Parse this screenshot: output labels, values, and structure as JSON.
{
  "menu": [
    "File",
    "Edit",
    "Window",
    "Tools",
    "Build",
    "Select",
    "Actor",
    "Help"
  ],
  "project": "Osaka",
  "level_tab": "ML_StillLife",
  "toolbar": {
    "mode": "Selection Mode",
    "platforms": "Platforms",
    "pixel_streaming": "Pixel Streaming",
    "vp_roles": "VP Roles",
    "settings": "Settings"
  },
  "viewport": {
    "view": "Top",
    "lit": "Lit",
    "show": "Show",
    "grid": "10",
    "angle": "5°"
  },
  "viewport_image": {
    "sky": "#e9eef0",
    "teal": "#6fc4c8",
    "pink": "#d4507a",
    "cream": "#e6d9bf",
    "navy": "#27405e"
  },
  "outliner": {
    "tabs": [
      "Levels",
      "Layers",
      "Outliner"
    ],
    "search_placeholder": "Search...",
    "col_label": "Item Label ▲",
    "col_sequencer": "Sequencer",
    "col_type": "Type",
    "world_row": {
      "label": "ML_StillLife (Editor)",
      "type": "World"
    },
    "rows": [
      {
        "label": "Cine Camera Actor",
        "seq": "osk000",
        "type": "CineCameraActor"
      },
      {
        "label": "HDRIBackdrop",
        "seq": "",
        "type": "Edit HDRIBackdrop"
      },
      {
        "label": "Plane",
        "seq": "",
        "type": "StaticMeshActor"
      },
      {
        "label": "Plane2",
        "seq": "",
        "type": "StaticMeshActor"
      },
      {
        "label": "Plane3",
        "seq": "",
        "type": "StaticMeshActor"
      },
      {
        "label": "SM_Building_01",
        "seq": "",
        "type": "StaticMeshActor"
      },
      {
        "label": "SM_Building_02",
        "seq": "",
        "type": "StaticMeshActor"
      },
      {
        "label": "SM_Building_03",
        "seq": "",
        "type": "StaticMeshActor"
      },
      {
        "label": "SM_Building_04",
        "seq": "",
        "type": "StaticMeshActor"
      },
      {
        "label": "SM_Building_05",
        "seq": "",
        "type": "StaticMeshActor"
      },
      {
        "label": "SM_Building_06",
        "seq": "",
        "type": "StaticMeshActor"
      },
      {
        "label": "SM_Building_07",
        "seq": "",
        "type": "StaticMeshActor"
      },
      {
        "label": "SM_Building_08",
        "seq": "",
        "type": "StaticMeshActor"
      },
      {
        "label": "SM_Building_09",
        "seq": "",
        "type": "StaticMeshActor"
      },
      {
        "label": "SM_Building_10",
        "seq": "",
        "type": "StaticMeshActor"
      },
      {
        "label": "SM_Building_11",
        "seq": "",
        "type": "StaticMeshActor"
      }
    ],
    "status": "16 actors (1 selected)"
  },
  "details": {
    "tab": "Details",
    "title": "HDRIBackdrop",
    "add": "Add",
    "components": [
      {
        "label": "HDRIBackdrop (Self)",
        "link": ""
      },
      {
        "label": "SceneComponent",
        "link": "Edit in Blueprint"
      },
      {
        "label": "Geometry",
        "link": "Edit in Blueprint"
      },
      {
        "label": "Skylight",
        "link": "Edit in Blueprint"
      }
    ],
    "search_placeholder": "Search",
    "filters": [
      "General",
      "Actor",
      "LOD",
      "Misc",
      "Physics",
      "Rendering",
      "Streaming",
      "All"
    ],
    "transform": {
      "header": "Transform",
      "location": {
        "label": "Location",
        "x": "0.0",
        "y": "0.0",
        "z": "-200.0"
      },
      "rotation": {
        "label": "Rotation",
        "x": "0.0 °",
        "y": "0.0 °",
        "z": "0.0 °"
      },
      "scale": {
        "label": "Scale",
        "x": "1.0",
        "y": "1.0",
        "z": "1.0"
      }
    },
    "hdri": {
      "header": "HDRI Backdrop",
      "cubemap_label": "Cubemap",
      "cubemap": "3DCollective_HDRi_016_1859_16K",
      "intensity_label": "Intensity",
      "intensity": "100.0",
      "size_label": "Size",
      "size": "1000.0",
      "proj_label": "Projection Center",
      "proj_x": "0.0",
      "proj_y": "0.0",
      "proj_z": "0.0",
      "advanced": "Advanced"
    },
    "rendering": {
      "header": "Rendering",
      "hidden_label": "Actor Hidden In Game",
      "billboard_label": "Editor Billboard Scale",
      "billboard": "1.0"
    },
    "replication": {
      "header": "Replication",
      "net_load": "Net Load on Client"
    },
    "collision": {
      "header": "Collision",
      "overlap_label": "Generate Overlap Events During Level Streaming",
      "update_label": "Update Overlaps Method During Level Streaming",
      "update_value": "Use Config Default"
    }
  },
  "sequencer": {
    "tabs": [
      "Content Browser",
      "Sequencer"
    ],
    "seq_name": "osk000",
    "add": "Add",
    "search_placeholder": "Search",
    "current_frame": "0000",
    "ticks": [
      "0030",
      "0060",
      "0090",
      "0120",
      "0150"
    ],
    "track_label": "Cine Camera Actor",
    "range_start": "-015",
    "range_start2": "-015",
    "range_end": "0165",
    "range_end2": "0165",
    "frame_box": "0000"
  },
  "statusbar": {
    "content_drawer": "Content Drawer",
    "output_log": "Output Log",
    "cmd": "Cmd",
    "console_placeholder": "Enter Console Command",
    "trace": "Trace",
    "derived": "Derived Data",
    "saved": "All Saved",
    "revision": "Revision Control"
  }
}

■ STATED GOAL: Repeat every line of the records above exactly.

■ CORRECT RESPONSE:
Parse this screenshot: output labels, values, and structure as JSON.
{
  "menu": [
    "File",
    "Edit",
    "Window",
    "Tools",
    "Build",
    "Select",
    "Actor",
    "Help"
  ],
  "project": "Osaka",
  "level_tab": "ML_StillLife",
  "toolbar": {
    "mode": "Selection Mode",
    "platforms": "Platforms",
    "pixel_streaming": "Pixel Streaming",
    "vp_roles": "VP Roles",
    "settings": "Settings"
  },
  "viewport": {
    "view": "Top",
    "lit": "Lit",
    "show": "Show",
    "grid": "10",
    "angle": "5°"
  },
  "viewport_image": {
    "sky": "#e9eef0",
    "teal": "#6fc4c8",
    "pink": "#d4507a",
    "cream": "#e6d9bf",
    "navy": "#27405e"
  },
  "outliner": {
    "tabs": [
      "Levels",
      "Layers",
      "Outliner"
    ],
    "search_placeholder": "Search...",
    "col_label": "Item Label ▲",
    "col_sequencer": "Sequencer",
    "col_type": "Type",
    "world_row": {
      "label": "ML_StillLife (Editor)",
      "type": "World"
    },
    "rows": [
      {
        "label": "Cine Camera Actor",
        "seq": "osk000",
        "type": "CineCameraActor"
      },
      {
        "label": "HDRIBackdrop",
        "seq": "",
        "type": "Edit HDRIBackdrop"
      },
      {
        "label": "Plane",
        "seq": "",
        "type": "StaticMeshActor"
      },
      {
        "label": "Plane2",
        "seq": "",
        "type": "StaticMeshActor"
      },
      {
        "label": "Plane3",
        "seq": "",
        "type": "StaticMeshActor"
      },
      {
        "label": "SM_Building_01",
        "seq": "",
        "type": "StaticMeshActor"
      },
      {
        "label": "SM_Building_02",
        "seq": "",
        "type": "StaticMeshActor"
      },
      {
        "label": "SM_Building_03",
        "seq": "",
        "type": "StaticMeshActor"
      },
      {
        "label": "SM_Building_04",
        "seq": "",
        "type": "StaticMeshActor"
      },
      {
        "label": "SM_Building_05",
        "seq": "",
        "type": "StaticMeshActor"
      },
      {
        "label": "SM_Building_06",
        "seq": "",
        "type": "StaticMeshActor"
      },
      {
        "label": "SM_Building_07",
        "seq": "",
        "type": "StaticMeshActor"
      },
      {
        "label": "SM_Building_08",
        "seq": "",
        "type": "StaticMeshActor"
      },
      {
        "label": "SM_Building_09",
        "seq": "",
        "type": "StaticMeshActor"
      },
      {
        "label": "SM_Building_10",
        "seq": "",
        "type": "StaticMeshActor"
      },
      {
        "label": "SM_Building_11",
        "seq": "",
        "type": "StaticMeshActor"
      }
    ],
    "status": "16 actors (1 selected)"
  },
  "details": {
    "tab": "Details",
    "title": "HDRIBackdrop",
    "add": "Add",
    "components": [
      {
        "label": "HDRIBackdrop (Self)",
        "link": ""
      },
      {
        "label": "SceneComponent",
        "link": "Edit in Blueprint"
      },
      {
        "label": "Geometry",
        "link": "Edit in Blueprint"
      },
      {
        "label": "Skylight",
        "link": "Edit in Blueprint"
      }
    ],
    "search_placeholder": "Search",
    "filters": [
      "General",
      "Actor",
      "LOD",
      "Misc",
      "Physics",
      "Rendering",
      "Streaming",
      "All"
    ],
    "transform": {
      "header": "Transform",
      "location": {
        "label": "Location",
        "x": "0.0",
        "y": "0.0",
        "z": "-200.0"
      },
      "rotation": {
        "label": "Rotation",
        "x": "0.0 °",
        "y": "0.0 °",
        "z": "0.0 °"
      },
      "scale": {
        "label": "Scale",
        "x": "1.0",
        "y": "1.0",
        "z": "1.0"
      }
    },
    "hdri": {
      "header": "HDRI Backdrop",
      "cubemap_label": "Cubemap",
      "cubemap": "3DCollective_HDRi_016_1859_16K",
      "intensity_label": "Intensity",
      "intensity": "100.0",
      "size_label": "Size",
      "size": "1000.0",
      "proj_label": "Projection Center",
      "proj_x": "0.0",
      "proj_y": "0.0",
      "proj_z": "0.0",
      "advanced": "Advanced"
    },
    "rendering": {
      "header": "Rendering",
      "hidden_label": "Actor Hidden In Game",
      "billboard_label": "Editor Billboard Scale",
      "billboard": "1.0"
    },
    "replication": {
      "header": "Replication",
      "net_load": "Net Load on Client"
    },
    "collision": {
      "header": "Collision",
      "overlap_label": "Generate Overlap Events During Level Streaming",
      "update_label": "Update Overlaps Method During Level Streaming",
      "update_value": "Use Config Default"
    }
  },
  "sequencer": {
    "tabs": [
      "Content Browser",
      "Sequencer"
    ],
    "seq_name": "osk000",
    "add": "Add",
    "search_placeholder": "Search",
    "current_frame": "0000",
    "ticks": [
      "0030",
      "0060",
      "0090",
      "0120",
      "0150"
    ],
    "track_label": "Cine Camera Actor",
    "range_start": "-015",
    "range_start2": "-015",
    "range_end": "0165",
    "range_end2": "0165",
    "frame_box": "0000"
  },
  "statusbar": {
    "content_drawer": "Content Drawer",
    "output_log": "Output Log",
    "cmd": "Cmd",
    "console_placeholder": "Enter Console Command",
    "trace": "Trace",
    "derived": "Derived Data",
    "saved": "All Saved",
    "revision": "Revision Control"
  }
}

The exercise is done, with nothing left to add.